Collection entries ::
━━━━━━

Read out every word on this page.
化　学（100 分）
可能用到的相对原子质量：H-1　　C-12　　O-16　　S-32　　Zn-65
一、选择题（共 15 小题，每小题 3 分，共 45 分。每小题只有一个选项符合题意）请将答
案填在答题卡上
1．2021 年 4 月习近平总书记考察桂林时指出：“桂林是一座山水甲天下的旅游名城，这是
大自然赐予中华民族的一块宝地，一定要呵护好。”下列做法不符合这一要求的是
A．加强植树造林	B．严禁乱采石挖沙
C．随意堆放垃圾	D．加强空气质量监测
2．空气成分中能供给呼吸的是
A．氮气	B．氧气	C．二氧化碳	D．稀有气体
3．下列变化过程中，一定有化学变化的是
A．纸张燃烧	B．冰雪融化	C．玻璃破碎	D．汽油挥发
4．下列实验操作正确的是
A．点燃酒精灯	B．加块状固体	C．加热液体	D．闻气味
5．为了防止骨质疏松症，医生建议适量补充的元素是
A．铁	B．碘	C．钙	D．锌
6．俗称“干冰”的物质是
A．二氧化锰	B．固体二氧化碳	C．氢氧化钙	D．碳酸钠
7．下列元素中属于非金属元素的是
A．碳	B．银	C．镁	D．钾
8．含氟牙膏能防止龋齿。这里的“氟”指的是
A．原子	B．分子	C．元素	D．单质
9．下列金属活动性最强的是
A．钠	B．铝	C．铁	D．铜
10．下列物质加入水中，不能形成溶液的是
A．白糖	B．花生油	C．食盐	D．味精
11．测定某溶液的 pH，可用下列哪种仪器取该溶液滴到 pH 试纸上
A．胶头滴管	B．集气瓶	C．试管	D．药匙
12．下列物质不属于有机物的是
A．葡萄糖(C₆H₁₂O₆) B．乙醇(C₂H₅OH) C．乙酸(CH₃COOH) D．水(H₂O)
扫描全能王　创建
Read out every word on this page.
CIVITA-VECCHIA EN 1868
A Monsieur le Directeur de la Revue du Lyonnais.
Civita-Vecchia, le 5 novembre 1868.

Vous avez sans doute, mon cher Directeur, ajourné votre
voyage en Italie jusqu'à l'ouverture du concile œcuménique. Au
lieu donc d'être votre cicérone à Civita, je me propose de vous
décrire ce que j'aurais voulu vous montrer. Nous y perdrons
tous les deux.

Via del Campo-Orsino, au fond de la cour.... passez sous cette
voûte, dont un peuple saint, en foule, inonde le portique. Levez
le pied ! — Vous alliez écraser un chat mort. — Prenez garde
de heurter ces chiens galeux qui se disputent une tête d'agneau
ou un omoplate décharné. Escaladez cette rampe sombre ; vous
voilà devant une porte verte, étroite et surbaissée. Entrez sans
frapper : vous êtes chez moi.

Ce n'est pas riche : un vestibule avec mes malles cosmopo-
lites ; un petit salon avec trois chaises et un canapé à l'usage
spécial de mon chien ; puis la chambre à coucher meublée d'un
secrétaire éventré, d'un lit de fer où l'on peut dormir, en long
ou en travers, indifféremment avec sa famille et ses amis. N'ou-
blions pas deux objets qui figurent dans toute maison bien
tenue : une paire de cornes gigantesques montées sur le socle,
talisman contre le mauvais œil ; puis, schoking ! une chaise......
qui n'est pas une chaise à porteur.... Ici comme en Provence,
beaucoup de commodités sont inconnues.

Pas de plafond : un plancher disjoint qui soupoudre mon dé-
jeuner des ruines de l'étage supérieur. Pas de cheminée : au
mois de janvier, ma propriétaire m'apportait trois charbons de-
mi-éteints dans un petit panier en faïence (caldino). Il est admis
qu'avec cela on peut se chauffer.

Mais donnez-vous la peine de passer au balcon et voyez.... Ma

━━━━━━

Exercise brief :: Write out every line of the entries that holds the word "peut".

Correct answer ::
secrétaire éventré, d'un lit de fer où l'on peut dormir, en long
qu'avec cela on peut se chauffer.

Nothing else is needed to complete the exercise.